— Task directions —
Copy out the data below as written; omit any images.

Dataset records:
+++
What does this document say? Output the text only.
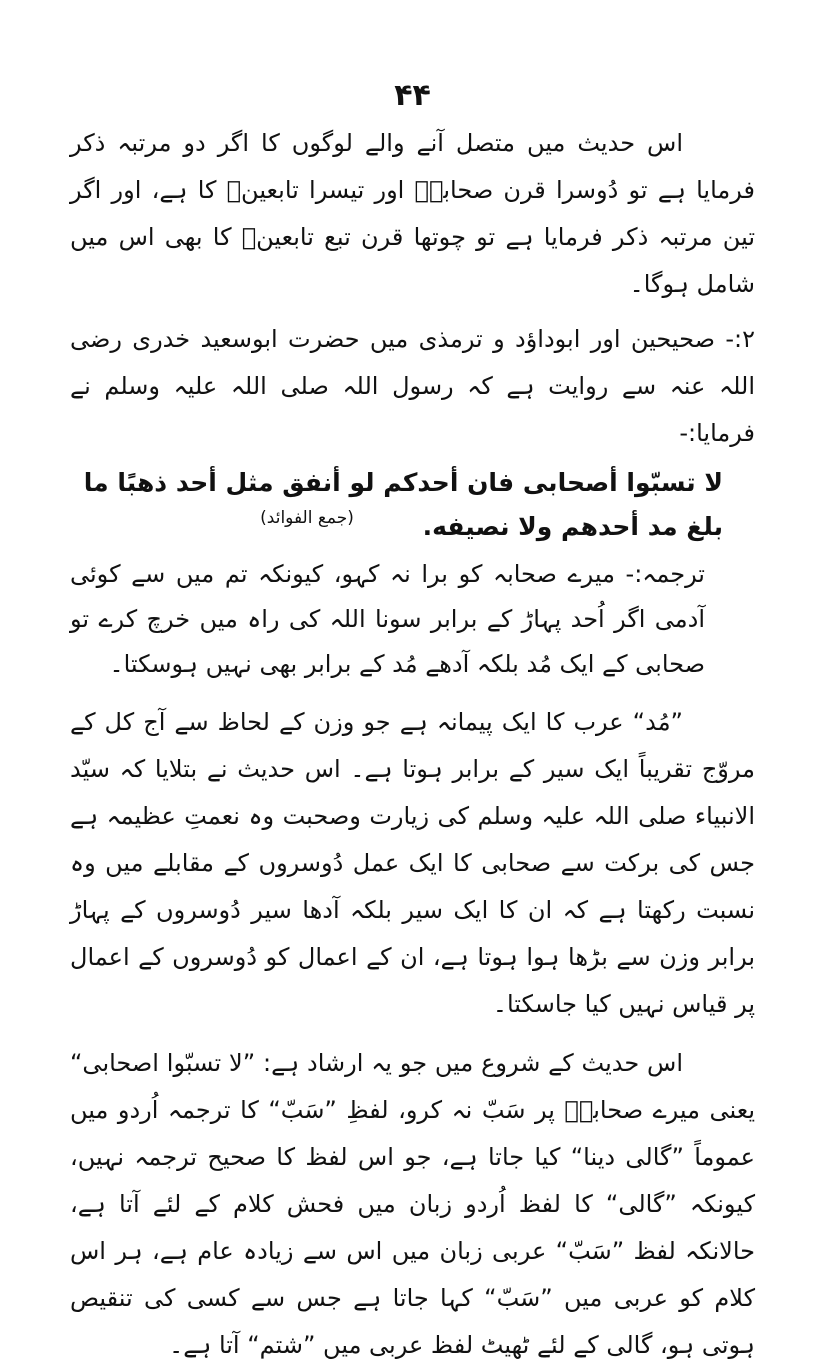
۴۴

اس حدیث میں متصل آنے والے لوگوں کا اگر دو مرتبہ ذکر فرمایا ہے تو دُوسرا قرن صحابہؓ اور تیسرا تابعینؒ کا ہے، اور اگر تین مرتبہ ذکر فرمایا ہے تو چوتھا قرن تبع تابعینؒ کا بھی اس میں شامل ہوگا۔

۲:- صحیحین اور ابوداؤد و ترمذی میں حضرت ابوسعید خدری رضی اللہ عنہ سے روایت ہے کہ رسول اللہ صلی اللہ علیہ وسلم نے فرمایا:-

لا تسبّوا أصحابی فان أحدکم لو أنفق مثل أحد ذھبًا ما
بلغ مد أحدھم ولا نصیفه. (جمع الفوائد)

ترجمہ:- میرے صحابہ کو برا نہ کہو، کیونکہ تم میں سے کوئی آدمی اگر اُحد پہاڑ کے برابر سونا اللہ کی راہ میں خرچ کرے تو صحابی کے ایک مُد بلکہ آدھے مُد کے برابر بھی نہیں ہوسکتا۔

”مُد“ عرب کا ایک پیمانہ ہے جو وزن کے لحاظ سے آج کل کے مروّج تقریباً ایک سیر کے برابر ہوتا ہے۔ اس حدیث نے بتلایا کہ سیّد الانبیاء صلی اللہ علیہ وسلم کی زیارت وصحبت وہ نعمتِ عظیمہ ہے جس کی برکت سے صحابی کا ایک عمل دُوسروں کے مقابلے میں وہ نسبت رکھتا ہے کہ ان کا ایک سیر بلکہ آدھا سیر دُوسروں کے پہاڑ برابر وزن سے بڑھا ہوا ہوتا ہے، ان کے اعمال کو دُوسروں کے اعمال پر قیاس نہیں کیا جاسکتا۔

اس حدیث کے شروع میں جو یہ ارشاد ہے: ”لا تسبّوا اصحابی“ یعنی میرے صحابہؓ پر سَبّ نہ کرو، لفظِ ”سَبّ“ کا ترجمہ اُردو میں عموماً ”گالی دینا“ کیا جاتا ہے، جو اس لفظ کا صحیح ترجمہ نہیں، کیونکہ ”گالی“ کا لفظ اُردو زبان میں فحش کلام کے لئے آتا ہے، حالانکہ لفظ ”سَبّ“ عربی زبان میں اس سے زیادہ عام ہے، ہر اس کلام کو عربی میں ”سَبّ“ کہا جاتا ہے جس سے کسی کی تنقیص ہوتی ہو، گالی کے لئے ٹھیٹ لفظ عربی میں ”شتم“ آتا ہے۔
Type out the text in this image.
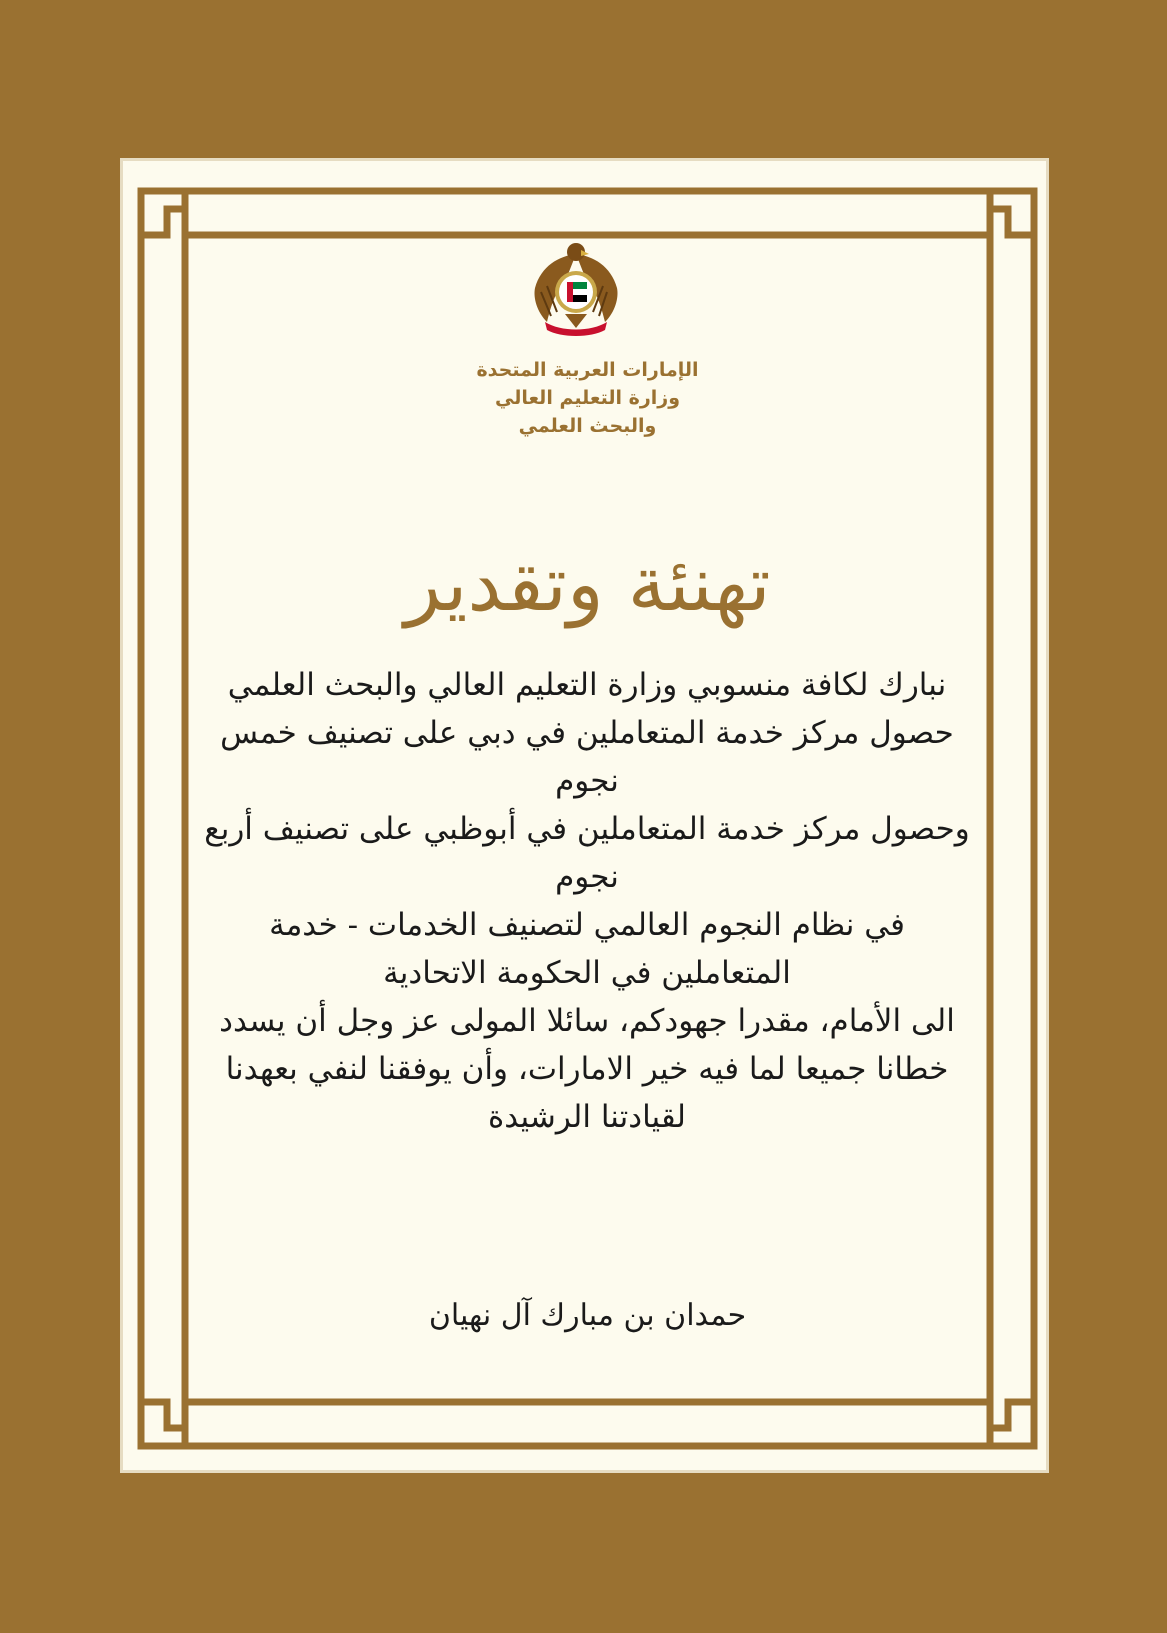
الإمارات العربية المتحدة
وزارة التعليم العالي
والبحث العلمي
تهنئة وتقدير
نبارك لكافة منسوبي وزارة التعليم العالي والبحث العلمي
حصول مركز خدمة المتعاملين في دبي على تصنيف خمس
نجوم
وحصول مركز خدمة المتعاملين في أبوظبي على تصنيف أربع
نجوم
في نظام النجوم العالمي لتصنيف الخدمات - خدمة
المتعاملين في الحكومة الاتحادية
الى الأمام، مقدرا جهودكم، سائلا المولى عز وجل أن يسدد
خطانا جميعا لما فيه خير الامارات، وأن يوفقنا لنفي بعهدنا
لقيادتنا الرشيدة
حمدان بن مبارك آل نهيان
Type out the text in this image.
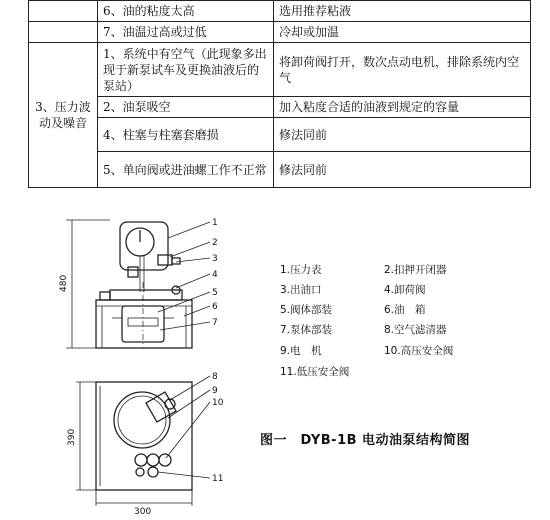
	6、油的粘度太高	选用推荐粘液
	7、油温过高或过低	冷却或加温
3、压力波动及噪音	1、系统中有空气（此现象多出现于新泵试车及更换油液后的泵站）	将卸荷阀打开，数次点动电机，排除系统内空气
	2、油泵吸空	加入粘度合适的油液到规定的容量
	4、柱塞与柱塞套磨损	修法同前
	5、单向阀或进油螺工作不正常	修法同前
480
1
2
3
4
5
6
7
390
300
8
9
10
11
1.压力表	2.扣押开闭器
3.出油口	4.卸荷阀
5.阀体部装	6.油　箱
7.泵体部装	8.空气滤清器
9.电　机	10.高压安全阀
11.低压安全阀
图一　DYB-1B 电动油泵结构简图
+++
— Output of the task —
What does this document say? Output the text only.
۴۴

اس حدیث میں متصل آنے والے لوگوں کا اگر دو مرتبہ ذکر فرمایا ہے تو دُوسرا قرن صحابہؓ اور تیسرا تابعینؒ کا ہے، اور اگر تین مرتبہ ذکر فرمایا ہے تو چوتھا قرن تبع تابعینؒ کا بھی اس میں شامل ہوگا۔

۲:- صحیحین اور ابوداؤد و ترمذی میں حضرت ابوسعید خدری رضی اللہ عنہ سے روایت ہے کہ رسول اللہ صلی اللہ علیہ وسلم نے فرمایا:-

لا تسبّوا أصحابی فان أحدکم لو أنفق مثل أحد ذھبًا ما
بلغ مد أحدھم ولا نصیفه. (جمع الفوائد)

ترجمہ:- میرے صحابہ کو برا نہ کہو، کیونکہ تم میں سے کوئی آدمی اگر اُحد پہاڑ کے برابر سونا اللہ کی راہ میں خرچ کرے تو صحابی کے ایک مُد بلکہ آدھے مُد کے برابر بھی نہیں ہوسکتا۔

”مُد“ عرب کا ایک پیمانہ ہے جو وزن کے لحاظ سے آج کل کے مروّج تقریباً ایک سیر کے برابر ہوتا ہے۔ اس حدیث نے بتلایا کہ سیّد الانبیاء صلی اللہ علیہ وسلم کی زیارت وصحبت وہ نعمتِ عظیمہ ہے جس کی برکت سے صحابی کا ایک عمل دُوسروں کے مقابلے میں وہ نسبت رکھتا ہے کہ ان کا ایک سیر بلکہ آدھا سیر دُوسروں کے پہاڑ برابر وزن سے بڑھا ہوا ہوتا ہے، ان کے اعمال کو دُوسروں کے اعمال پر قیاس نہیں کیا جاسکتا۔

اس حدیث کے شروع میں جو یہ ارشاد ہے: ”لا تسبّوا اصحابی“ یعنی میرے صحابہؓ پر سَبّ نہ کرو، لفظِ ”سَبّ“ کا ترجمہ اُردو میں عموماً ”گالی دینا“ کیا جاتا ہے، جو اس لفظ کا صحیح ترجمہ نہیں، کیونکہ ”گالی“ کا لفظ اُردو زبان میں فحش کلام کے لئے آتا ہے، حالانکہ لفظ ”سَبّ“ عربی زبان میں اس سے زیادہ عام ہے، ہر اس کلام کو عربی میں ”سَبّ“ کہا جاتا ہے جس سے کسی کی تنقیص ہوتی ہو، گالی کے لئے ٹھیٹ لفظ عربی میں ”شتم“ آتا ہے۔
Type out the text in this image.
الإمارات العربية المتحدة
وزارة التعليم العالي
والبحث العلمي
تهنئة وتقدير
نبارك لكافة منسوبي وزارة التعليم العالي والبحث العلمي
حصول مركز خدمة المتعاملين في دبي على تصنيف خمس
نجوم
وحصول مركز خدمة المتعاملين في أبوظبي على تصنيف أربع
نجوم
في نظام النجوم العالمي لتصنيف الخدمات - خدمة
المتعاملين في الحكومة الاتحادية
الى الأمام، مقدرا جهودكم، سائلا المولى عز وجل أن يسدد
خطانا جميعا لما فيه خير الامارات، وأن يوفقنا لنفي بعهدنا
لقيادتنا الرشيدة
حمدان بن مبارك آل نهيان
Type out the text in this image.
	6、油的粘度太高	选用推荐粘液
	7、油温过高或过低	冷却或加温
3、压力波动及噪音	1、系统中有空气（此现象多出现于新泵试车及更换油液后的泵站）	将卸荷阀打开，数次点动电机，排除系统内空气
	2、油泵吸空	加入粘度合适的油液到规定的容量
	4、柱塞与柱塞套磨损	修法同前
	5、单向阀或进油螺工作不正常	修法同前
480
1
2
3
4
5
6
7
390
300
8
9
10
11
1.压力表	2.扣押开闭器
3.出油口	4.卸荷阀
5.阀体部装	6.油　箱
7.泵体部装	8.空气滤清器
9.电　机	10.高压安全阀
11.低压安全阀
图一　DYB-1B 电动油泵结构简图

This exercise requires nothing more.